INSTRUÇÃO 1 ▸
Nas entradas, reescreva a parte que vai do começo das entradas até a linha que contém "legend-label: Typ 3/5", incluindo as duas pontas, trocando "series-line" por "plot-line" e deixando todo o resto como está.

TRECHO CITADO ▸
————————

• Carregando...
 | Osvalter Urbinati
| Foto: Osvalter Urbinati

Nas colinas da região central da Califórnia, perto de Lompoc, numa ladeira que desce pela Santa Rosa Road, há duas vinícolas lado a lado. As propriedades da Sea Smoke e da Wenzlau parecem impossíveis de se separar uma da outra, ambas ocupando aparentemente um mesmo terreno contínuo. As parreiras crescem no mesmo solo e recebem o mesmo sol. No entanto, as mesmas uvas com apenas alguns metros de distância entre si acabam em garrafas de pinot noir que não têm quase nada em comum.

Os melhores vinhos da Sea Smoke vendem por mais de US$100 (R$ 400) a garrafa, e seu sabor intenso costuma atrair todo tipo de elogio dos enólogos. Mas Rajat Parr, o vinicultor que cuida das parreiras da Wenzlau – ex-sommelier sócio de duas marcas de vinho, a Sadhi e a Domaine de la Côte – não consegue entender por que alguém iria querer beber vinhos como esses. Parr acredita que o pessoal da Sea Smoke colhe as uvas muito tarde, quando já estão mais do que maduras, e o resultado é um vinho em que falta sutileza e frescor. “Os nossos vinhos já estão fermentando nos barris e nós já fomos para casa”, diz o vinicultor, “enquanto isso, eles não colheram ainda uma única baga que seja”.

“Não acredito nessa coisa de ‘melhor’– que as melhores uvas de lugares diferentes se unam para formar o ‘melhor’ vinho. Acho que a fabricação de vinho vai além disso.”

————————

Registros de caixas rotuladas:
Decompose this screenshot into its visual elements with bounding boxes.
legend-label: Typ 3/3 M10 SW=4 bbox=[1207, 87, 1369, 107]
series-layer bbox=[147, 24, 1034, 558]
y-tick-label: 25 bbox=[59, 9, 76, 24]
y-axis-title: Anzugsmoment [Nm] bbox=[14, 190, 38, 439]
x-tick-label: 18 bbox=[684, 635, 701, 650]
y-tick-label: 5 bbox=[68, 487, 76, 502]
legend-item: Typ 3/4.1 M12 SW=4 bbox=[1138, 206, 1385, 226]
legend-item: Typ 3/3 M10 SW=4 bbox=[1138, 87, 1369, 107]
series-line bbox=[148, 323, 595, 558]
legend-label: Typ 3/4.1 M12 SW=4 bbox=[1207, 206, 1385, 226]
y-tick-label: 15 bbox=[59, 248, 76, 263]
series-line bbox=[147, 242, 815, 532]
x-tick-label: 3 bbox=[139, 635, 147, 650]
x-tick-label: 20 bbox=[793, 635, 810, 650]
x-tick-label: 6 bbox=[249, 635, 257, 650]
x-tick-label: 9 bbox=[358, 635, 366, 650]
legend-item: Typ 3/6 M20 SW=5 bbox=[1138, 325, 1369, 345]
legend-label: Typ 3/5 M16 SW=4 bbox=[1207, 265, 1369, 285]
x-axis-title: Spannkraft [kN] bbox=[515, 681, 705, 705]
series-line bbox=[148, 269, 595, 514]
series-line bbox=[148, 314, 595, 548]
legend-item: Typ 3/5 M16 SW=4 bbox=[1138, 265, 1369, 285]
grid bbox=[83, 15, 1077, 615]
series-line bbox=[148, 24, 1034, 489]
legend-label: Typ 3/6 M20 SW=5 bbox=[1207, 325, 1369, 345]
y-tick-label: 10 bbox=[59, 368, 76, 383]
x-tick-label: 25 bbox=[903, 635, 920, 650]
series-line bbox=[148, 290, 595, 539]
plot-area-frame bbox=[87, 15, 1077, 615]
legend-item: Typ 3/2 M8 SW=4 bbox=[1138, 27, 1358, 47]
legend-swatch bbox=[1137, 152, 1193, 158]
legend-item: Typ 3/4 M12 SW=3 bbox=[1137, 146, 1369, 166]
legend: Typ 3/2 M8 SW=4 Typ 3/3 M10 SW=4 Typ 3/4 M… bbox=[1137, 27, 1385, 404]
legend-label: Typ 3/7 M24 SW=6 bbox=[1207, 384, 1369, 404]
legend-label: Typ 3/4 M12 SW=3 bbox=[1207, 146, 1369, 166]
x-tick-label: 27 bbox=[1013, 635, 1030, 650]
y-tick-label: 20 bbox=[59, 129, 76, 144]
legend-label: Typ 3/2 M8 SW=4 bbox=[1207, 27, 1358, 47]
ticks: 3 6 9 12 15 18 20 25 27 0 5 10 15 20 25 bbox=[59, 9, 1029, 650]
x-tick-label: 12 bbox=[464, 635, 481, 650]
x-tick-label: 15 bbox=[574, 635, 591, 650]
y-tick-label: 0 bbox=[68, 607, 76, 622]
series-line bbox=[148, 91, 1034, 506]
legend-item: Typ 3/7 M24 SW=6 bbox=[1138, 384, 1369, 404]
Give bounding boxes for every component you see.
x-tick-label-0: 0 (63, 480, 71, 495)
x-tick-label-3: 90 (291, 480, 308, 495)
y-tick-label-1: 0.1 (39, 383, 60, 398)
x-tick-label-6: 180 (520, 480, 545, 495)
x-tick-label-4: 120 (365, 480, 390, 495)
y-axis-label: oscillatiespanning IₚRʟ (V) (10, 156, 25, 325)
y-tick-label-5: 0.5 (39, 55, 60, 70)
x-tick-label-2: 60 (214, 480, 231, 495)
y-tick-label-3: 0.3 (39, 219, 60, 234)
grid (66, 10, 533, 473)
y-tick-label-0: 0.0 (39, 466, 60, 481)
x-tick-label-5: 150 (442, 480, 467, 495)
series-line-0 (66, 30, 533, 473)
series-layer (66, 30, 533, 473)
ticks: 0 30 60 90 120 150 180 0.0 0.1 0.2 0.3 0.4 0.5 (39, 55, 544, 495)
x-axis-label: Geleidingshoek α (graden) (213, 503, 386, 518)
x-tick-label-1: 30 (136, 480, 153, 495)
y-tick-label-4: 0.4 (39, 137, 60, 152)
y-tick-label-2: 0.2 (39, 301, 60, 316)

————————

INSTRUÇÃO 2 ▸
De acordo com o trecho sobre as vinícolas, de quais duas marcas de vinho Rajat Parr é sócio?

RESPOSTA 1 ▸
Decompose this screenshot into its visual elements with bounding boxes.
legend-label: Typ 3/3 M10 SW=4 bbox=[1207, 87, 1369, 107]
series-layer bbox=[147, 24, 1034, 558]
y-tick-label: 25 bbox=[59, 9, 76, 24]
y-axis-title: Anzugsmoment [Nm] bbox=[14, 190, 38, 439]
x-tick-label: 18 bbox=[684, 635, 701, 650]
y-tick-label: 5 bbox=[68, 487, 76, 502]
legend-item: Typ 3/4.1 M12 SW=4 bbox=[1138, 206, 1385, 226]
legend-item: Typ 3/3 M10 SW=4 bbox=[1138, 87, 1369, 107]
plot-line bbox=[148, 323, 595, 558]
legend-label: Typ 3/4.1 M12 SW=4 bbox=[1207, 206, 1385, 226]
y-tick-label: 15 bbox=[59, 248, 76, 263]
plot-line bbox=[147, 242, 815, 532]
x-tick-label: 3 bbox=[139, 635, 147, 650]
x-tick-label: 20 bbox=[793, 635, 810, 650]
x-tick-label: 6 bbox=[249, 635, 257, 650]
x-tick-label: 9 bbox=[358, 635, 366, 650]
legend-item: Typ 3/6 M20 SW=5 bbox=[1138, 325, 1369, 345]
legend-label: Typ 3/5 M16 SW=4 bbox=[1207, 265, 1369, 285]

RESPOSTA 2 ▸
Sadhi e Domaine de la Côte.